[Records from a collection]
———

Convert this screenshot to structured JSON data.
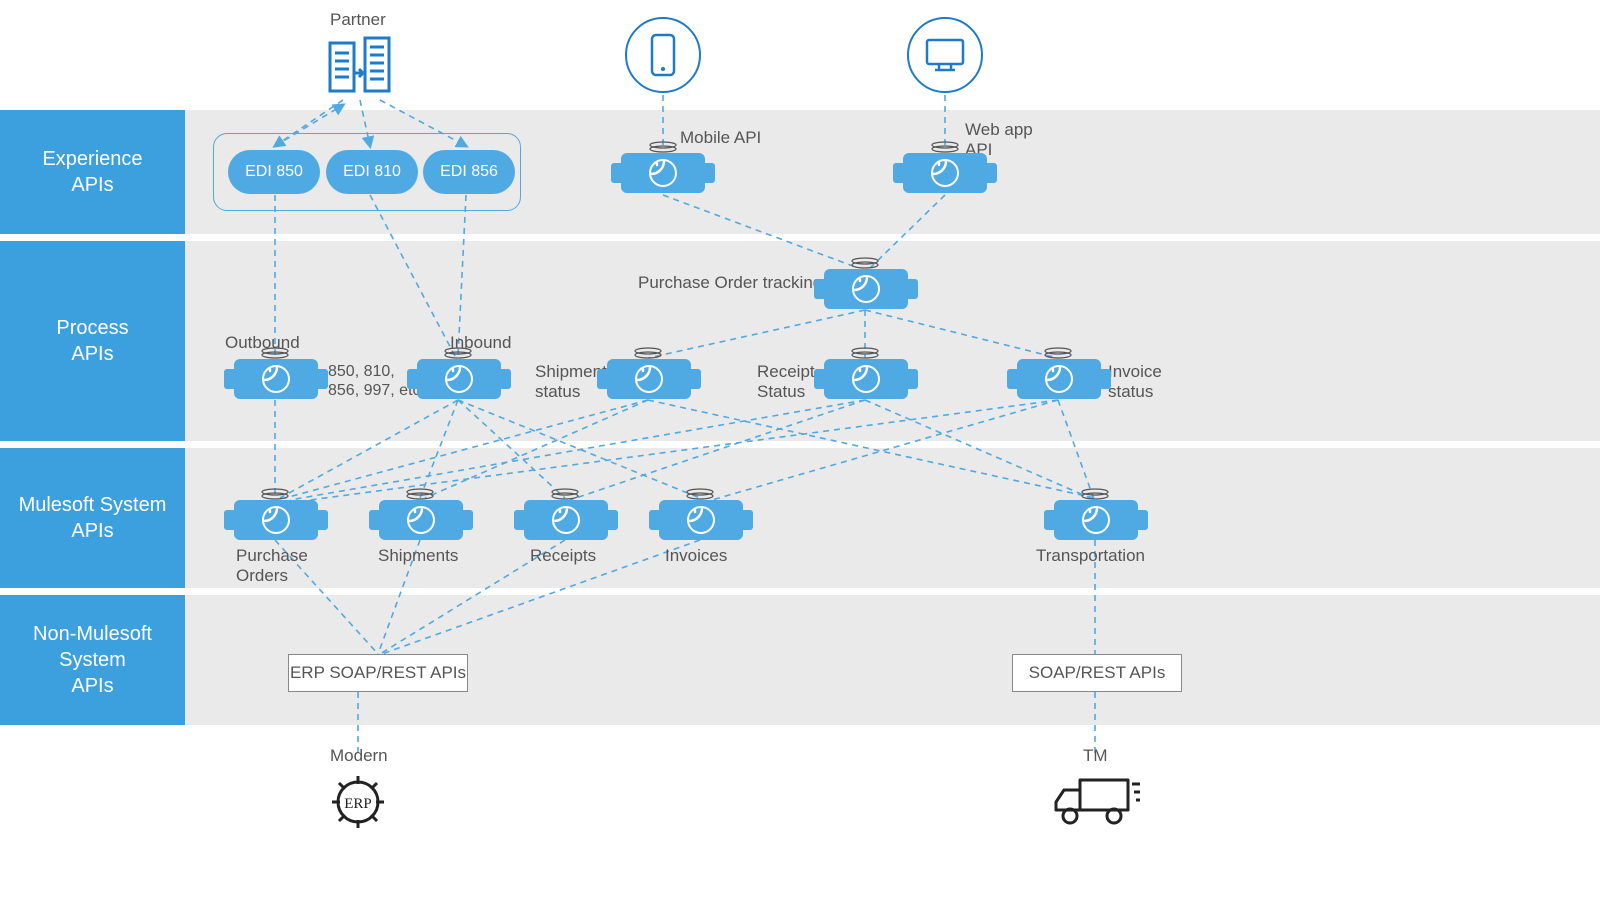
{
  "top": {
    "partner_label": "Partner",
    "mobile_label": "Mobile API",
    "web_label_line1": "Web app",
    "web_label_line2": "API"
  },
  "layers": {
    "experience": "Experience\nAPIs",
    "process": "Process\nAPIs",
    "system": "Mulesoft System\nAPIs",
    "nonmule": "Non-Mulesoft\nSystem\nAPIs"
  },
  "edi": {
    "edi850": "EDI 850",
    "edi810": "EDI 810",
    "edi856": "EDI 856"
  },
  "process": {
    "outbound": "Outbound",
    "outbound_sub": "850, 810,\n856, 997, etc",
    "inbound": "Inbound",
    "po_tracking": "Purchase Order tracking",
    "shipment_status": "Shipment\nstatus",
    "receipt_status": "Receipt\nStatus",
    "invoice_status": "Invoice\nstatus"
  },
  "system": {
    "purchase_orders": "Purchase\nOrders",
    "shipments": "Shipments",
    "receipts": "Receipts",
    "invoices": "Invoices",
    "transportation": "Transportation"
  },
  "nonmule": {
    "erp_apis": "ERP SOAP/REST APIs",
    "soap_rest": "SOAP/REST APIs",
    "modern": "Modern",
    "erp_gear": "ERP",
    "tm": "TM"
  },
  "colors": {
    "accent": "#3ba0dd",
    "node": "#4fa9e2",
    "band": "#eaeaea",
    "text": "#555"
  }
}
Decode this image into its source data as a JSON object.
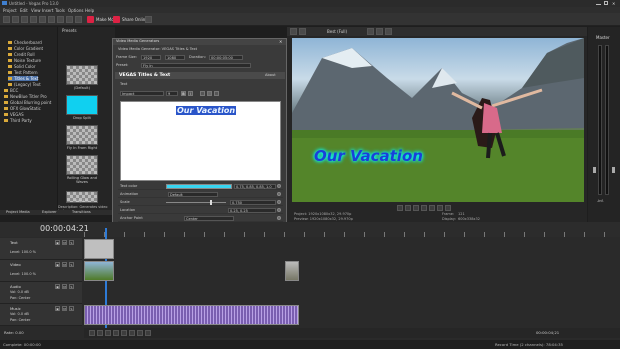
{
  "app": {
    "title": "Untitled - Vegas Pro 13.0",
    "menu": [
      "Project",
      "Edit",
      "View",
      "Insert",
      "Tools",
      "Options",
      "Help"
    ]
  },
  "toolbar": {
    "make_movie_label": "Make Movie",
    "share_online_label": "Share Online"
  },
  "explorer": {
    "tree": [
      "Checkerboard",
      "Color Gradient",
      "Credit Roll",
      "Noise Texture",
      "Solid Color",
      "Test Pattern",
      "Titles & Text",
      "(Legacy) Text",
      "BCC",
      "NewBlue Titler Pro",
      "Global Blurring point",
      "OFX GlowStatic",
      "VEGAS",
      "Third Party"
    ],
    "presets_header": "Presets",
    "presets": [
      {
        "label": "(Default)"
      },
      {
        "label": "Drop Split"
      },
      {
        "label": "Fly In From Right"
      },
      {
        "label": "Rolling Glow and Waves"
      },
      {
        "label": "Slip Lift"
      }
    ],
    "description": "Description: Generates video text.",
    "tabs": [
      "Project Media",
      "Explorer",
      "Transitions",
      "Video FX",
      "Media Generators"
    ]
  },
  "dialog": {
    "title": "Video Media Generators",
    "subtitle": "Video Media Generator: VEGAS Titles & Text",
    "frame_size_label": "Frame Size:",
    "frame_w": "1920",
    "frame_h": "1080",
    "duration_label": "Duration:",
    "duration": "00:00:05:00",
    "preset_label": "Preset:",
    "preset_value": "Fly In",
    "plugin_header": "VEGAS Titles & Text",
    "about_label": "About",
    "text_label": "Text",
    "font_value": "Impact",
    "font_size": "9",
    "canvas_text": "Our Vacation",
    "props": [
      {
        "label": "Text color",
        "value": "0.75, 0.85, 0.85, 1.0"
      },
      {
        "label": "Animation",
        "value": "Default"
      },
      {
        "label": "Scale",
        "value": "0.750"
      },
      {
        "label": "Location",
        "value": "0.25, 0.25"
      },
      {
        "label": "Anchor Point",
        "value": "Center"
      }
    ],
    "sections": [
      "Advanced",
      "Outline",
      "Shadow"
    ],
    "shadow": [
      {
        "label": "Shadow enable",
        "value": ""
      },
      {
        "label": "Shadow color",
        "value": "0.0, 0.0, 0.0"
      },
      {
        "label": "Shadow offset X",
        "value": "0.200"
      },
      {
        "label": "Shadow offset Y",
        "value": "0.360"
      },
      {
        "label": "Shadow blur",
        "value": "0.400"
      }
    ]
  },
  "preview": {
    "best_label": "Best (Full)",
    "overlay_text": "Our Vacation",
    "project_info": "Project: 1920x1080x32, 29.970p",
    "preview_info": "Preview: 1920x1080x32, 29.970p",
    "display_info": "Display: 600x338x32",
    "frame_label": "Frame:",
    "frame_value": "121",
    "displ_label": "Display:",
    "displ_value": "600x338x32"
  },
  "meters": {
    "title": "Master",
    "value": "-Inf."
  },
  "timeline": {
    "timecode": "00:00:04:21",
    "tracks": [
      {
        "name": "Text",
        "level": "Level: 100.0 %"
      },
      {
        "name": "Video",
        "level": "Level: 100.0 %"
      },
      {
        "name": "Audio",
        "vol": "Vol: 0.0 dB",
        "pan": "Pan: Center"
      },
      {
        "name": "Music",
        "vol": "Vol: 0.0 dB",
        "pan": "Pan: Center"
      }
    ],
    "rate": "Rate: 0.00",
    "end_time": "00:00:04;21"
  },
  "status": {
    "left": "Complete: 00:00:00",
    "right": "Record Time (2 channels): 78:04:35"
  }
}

———

PROBLEM DETAILS:
Find the word "data" in the records and pull out each line that has it.

WRITTEN SOLUTION:
Convert this screenshot to structured JSON data.
Decode this image into its source data as a JSON object.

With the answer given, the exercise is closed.